INPUT MATERIAL START

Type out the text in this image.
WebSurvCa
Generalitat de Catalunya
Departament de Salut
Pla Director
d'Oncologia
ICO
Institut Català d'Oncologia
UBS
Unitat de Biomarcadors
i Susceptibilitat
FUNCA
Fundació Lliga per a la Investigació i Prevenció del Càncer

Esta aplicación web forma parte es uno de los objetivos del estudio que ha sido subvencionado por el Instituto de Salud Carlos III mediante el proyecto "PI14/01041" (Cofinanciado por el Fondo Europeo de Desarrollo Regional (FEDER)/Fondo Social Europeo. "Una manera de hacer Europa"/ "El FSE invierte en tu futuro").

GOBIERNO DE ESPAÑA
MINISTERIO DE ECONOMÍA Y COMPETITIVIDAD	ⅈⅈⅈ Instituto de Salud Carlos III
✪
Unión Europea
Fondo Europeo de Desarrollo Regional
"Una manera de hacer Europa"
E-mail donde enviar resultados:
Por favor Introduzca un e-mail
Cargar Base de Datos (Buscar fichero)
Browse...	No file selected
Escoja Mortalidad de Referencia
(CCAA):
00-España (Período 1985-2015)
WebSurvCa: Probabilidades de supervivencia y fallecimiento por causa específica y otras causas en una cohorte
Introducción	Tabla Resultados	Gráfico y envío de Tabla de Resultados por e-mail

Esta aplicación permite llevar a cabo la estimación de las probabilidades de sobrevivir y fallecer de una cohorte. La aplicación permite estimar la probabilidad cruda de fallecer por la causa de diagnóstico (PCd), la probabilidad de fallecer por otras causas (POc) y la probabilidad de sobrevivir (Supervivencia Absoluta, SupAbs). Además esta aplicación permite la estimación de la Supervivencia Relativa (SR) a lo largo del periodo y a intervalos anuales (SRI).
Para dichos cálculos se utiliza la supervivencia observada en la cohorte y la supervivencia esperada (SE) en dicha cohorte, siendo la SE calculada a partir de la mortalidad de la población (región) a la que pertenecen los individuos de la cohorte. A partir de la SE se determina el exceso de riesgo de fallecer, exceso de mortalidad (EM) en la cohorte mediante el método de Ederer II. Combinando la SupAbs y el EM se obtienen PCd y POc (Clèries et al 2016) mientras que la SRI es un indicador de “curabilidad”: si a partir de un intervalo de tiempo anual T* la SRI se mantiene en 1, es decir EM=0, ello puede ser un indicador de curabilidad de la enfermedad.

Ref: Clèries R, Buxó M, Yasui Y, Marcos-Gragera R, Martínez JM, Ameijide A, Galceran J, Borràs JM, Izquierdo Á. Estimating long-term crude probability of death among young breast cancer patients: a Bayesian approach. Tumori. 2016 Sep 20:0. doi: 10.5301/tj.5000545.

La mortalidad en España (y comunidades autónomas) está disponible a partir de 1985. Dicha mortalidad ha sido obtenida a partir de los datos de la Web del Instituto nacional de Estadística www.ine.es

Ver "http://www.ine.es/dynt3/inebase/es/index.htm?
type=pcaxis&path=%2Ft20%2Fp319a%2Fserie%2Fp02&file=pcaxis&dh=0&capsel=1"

INPUT MATERIAL END

● **EXERCISE REQUIREMENTS**
All lines in the entries above that hold the word "SupAbs" need to be copied.

● **ANSWER TO THE EXERCISE**
Esta aplicación permite llevar a cabo la estimación de las probabilidades de sobrevivir y fallecer de una cohorte. La aplicación permite estimar la probabilidad cruda de fallecer por la causa de diagnóstico (PCd), la probabilidad de fallecer por otras causas (POc) y la probabilidad de sobrevivir (Supervivencia Absoluta, SupAbs). Además esta aplicación permite la estimación de la Supervivencia Relativa (SR) a lo largo del periodo y a intervalos anuales (SRI).
Para dichos cálculos se utiliza la supervivencia observada en la cohorte y la supervivencia esperada (SE) en dicha cohorte, siendo la SE calculada a partir de la mortalidad de la población (región) a la que pertenecen los individuos de la cohorte. A partir de la SE se determina el exceso de riesgo de fallecer, exceso de mortalidad (EM) en la cohorte mediante el método de Ederer II. Combinando la SupAbs y el EM se obtienen PCd y POc (Clèries et al 2016) mientras que la SRI es un indicador de “curabilidad”: si a partir de un intervalo de tiempo anual T* la SRI se mantiene en 1, es decir EM=0, ello puede ser un indicador de curabilidad de la enfermedad.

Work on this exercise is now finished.